Aim
In full and without alteration, repeat the material.

Dataset records

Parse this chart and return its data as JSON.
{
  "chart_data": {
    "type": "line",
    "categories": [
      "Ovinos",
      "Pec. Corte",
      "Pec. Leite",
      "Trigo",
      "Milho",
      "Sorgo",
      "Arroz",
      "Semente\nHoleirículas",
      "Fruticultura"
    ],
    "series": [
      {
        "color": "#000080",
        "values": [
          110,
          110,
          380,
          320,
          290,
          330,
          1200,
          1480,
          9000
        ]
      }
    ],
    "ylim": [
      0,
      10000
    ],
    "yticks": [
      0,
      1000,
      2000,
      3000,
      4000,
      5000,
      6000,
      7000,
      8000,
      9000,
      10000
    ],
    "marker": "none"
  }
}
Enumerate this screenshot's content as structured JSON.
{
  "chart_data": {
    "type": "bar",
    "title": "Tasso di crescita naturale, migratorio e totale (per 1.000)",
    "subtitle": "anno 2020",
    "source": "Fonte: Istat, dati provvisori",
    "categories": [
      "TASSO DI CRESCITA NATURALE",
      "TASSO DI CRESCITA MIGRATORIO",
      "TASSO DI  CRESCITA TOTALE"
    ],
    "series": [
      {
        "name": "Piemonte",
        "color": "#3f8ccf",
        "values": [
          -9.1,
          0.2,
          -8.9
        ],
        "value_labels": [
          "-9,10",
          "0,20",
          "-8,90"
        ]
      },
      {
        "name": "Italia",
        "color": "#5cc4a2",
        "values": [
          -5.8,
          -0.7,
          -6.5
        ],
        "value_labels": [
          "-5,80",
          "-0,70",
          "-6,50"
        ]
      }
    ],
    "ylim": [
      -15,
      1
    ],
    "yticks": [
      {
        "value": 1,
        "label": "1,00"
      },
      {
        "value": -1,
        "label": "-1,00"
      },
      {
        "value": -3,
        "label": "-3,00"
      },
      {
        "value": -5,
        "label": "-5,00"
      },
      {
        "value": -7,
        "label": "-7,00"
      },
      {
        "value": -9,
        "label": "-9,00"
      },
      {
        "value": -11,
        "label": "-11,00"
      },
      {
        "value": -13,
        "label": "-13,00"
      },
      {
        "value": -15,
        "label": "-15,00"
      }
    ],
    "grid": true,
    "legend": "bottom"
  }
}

Exercise solution
Parse this chart and return its data as JSON.
{
  "chart_data": {
    "type": "line",
    "categories": [
      "Ovinos",
      "Pec. Corte",
      "Pec. Leite",
      "Trigo",
      "Milho",
      "Sorgo",
      "Arroz",
      "Semente\nHoleirículas",
      "Fruticultura"
    ],
    "series": [
      {
        "color": "#000080",
        "values": [
          110,
          110,
          380,
          320,
          290,
          330,
          1200,
          1480,
          9000
        ]
      }
    ],
    "ylim": [
      0,
      10000
    ],
    "yticks": [
      0,
      1000,
      2000,
      3000,
      4000,
      5000,
      6000,
      7000,
      8000,
      9000,
      10000
    ],
    "marker": "none"
  }
}
Enumerate this screenshot's content as structured JSON.
{
  "chart_data": {
    "type": "bar",
    "title": "Tasso di crescita naturale, migratorio e totale (per 1.000)",
    "subtitle": "anno 2020",
    "source": "Fonte: Istat, dati provvisori",
    "categories": [
      "TASSO DI CRESCITA NATURALE",
      "TASSO DI CRESCITA MIGRATORIO",
      "TASSO DI  CRESCITA TOTALE"
    ],
    "series": [
      {
        "name": "Piemonte",
        "color": "#3f8ccf",
        "values": [
          -9.1,
          0.2,
          -8.9
        ],
        "value_labels": [
          "-9,10",
          "0,20",
          "-8,90"
        ]
      },
      {
        "name": "Italia",
        "color": "#5cc4a2",
        "values": [
          -5.8,
          -0.7,
          -6.5
        ],
        "value_labels": [
          "-5,80",
          "-0,70",
          "-6,50"
        ]
      }
    ],
    "ylim": [
      -15,
      1
    ],
    "yticks": [
      {
        "value": 1,
        "label": "1,00"
      },
      {
        "value": -1,
        "label": "-1,00"
      },
      {
        "value": -3,
        "label": "-3,00"
      },
      {
        "value": -5,
        "label": "-5,00"
      },
      {
        "value": -7,
        "label": "-7,00"
      },
      {
        "value": -9,
        "label": "-9,00"
      },
      {
        "value": -11,
        "label": "-11,00"
      },
      {
        "value": -13,
        "label": "-13,00"
      },
      {
        "value": -15,
        "label": "-15,00"
      }
    ],
    "grid": true,
    "legend": "bottom"
  }
}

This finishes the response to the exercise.